**WHAT YOU SHOULD DO**
Extract the lines that carry the string "受注者は" from the listing.

:: INPUT DATA

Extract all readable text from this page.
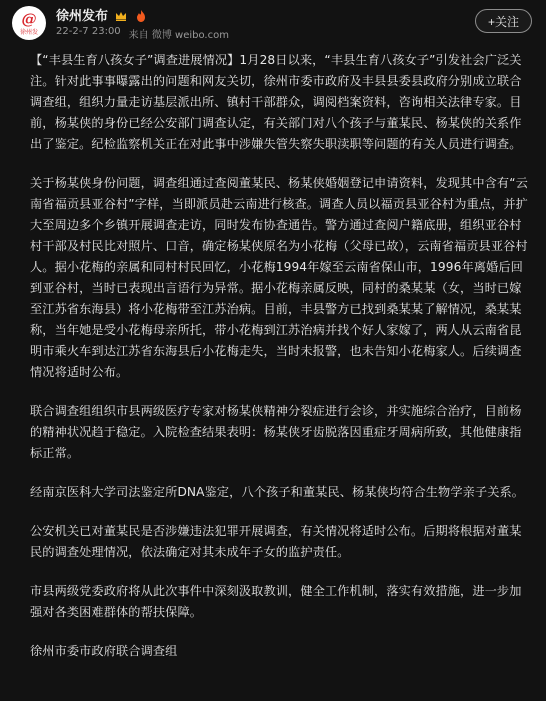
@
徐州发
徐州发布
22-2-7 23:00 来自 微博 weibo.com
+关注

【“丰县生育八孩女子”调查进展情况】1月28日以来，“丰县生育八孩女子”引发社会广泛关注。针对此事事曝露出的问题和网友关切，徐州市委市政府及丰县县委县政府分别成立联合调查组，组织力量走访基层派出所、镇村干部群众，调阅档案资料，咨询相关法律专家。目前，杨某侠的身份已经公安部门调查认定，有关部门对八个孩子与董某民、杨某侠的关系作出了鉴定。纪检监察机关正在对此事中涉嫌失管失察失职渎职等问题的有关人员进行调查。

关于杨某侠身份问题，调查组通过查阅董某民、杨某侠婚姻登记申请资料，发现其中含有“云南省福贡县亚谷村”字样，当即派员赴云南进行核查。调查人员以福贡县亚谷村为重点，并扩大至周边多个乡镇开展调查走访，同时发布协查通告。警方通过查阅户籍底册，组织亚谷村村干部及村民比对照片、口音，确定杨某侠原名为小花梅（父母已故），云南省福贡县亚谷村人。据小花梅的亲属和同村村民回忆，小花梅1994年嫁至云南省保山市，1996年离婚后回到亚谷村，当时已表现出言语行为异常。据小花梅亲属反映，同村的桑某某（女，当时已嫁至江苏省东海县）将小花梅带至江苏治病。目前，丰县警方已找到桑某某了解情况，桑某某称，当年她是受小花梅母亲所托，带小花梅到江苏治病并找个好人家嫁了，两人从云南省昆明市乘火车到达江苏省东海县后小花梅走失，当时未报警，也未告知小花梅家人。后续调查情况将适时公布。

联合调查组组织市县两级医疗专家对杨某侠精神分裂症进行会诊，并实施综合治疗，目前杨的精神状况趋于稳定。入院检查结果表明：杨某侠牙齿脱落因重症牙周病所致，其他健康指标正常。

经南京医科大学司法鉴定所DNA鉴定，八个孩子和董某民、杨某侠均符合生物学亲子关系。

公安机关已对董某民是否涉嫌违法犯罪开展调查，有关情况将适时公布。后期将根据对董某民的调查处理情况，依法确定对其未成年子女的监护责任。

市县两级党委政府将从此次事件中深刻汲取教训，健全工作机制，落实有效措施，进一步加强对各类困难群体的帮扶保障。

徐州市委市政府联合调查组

::::
:: INPUT DATA

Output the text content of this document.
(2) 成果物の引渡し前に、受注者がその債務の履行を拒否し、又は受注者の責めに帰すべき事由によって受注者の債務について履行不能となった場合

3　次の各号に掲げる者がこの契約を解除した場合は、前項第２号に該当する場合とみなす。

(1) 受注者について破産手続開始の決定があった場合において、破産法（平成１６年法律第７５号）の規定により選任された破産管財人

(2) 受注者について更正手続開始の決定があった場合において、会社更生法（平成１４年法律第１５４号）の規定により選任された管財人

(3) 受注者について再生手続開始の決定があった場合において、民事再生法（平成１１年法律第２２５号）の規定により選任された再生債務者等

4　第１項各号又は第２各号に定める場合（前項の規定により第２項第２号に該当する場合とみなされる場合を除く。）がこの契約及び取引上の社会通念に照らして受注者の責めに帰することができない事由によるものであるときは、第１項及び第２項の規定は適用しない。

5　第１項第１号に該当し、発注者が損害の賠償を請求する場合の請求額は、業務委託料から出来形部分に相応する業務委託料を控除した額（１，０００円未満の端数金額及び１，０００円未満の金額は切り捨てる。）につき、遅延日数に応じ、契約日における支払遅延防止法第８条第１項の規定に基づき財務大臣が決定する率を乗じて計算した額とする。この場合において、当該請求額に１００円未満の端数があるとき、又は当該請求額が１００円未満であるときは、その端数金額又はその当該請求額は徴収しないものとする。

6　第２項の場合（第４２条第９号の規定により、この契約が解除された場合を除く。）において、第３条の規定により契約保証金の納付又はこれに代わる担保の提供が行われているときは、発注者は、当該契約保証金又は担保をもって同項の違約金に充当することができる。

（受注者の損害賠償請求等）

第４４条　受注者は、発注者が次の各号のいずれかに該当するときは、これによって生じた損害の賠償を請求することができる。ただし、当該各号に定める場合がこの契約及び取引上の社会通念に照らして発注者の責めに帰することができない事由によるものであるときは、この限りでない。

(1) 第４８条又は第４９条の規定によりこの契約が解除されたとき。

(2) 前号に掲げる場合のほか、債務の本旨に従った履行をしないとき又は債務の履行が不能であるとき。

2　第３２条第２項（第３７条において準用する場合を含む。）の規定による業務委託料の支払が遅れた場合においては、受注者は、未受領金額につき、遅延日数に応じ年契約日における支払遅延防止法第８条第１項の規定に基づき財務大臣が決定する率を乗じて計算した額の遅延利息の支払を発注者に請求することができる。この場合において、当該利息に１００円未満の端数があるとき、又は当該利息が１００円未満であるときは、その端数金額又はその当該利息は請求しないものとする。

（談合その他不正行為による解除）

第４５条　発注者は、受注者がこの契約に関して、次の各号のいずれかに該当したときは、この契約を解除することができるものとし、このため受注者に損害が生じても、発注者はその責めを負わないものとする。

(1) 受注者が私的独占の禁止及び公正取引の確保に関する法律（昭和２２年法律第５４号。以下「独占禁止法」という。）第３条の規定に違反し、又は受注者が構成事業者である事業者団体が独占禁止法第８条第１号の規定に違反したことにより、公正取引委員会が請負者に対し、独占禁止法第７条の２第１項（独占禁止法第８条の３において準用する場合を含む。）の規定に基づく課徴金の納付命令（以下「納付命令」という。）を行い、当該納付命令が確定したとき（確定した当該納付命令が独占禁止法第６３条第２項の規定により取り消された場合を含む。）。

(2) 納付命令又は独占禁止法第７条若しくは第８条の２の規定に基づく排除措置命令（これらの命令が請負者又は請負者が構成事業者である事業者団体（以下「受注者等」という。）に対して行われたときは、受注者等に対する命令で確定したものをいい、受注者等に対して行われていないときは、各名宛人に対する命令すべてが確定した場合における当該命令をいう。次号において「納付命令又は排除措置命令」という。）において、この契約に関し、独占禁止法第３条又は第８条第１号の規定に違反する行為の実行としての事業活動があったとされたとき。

::::

**OUTPUT**
第４４条　受注者は、発注者が次の各号のいずれかに該当するときは、これによって生じた損害の賠償を請求することができる。ただし、当該各号に定める場合がこの契約及び取引上の社会通念に照らして発注者の責めに帰することができない事由によるものであるときは、この限りでない。
2　第３２条第２項（第３７条において準用する場合を含む。）の規定による業務委託料の支払が遅れた場合においては、受注者は、未受領金額につき、遅延日数に応じ年契約日における支払遅延防止法第８条第１項の規定に基づき財務大臣が決定する率を乗じて計算した額の遅延利息の支払を発注者に請求することができる。この場合において、当該利息に１００円未満の端数があるとき、又は当該利息が１００円未満であるときは、その端数金額又はその当該利息は請求しないものとする。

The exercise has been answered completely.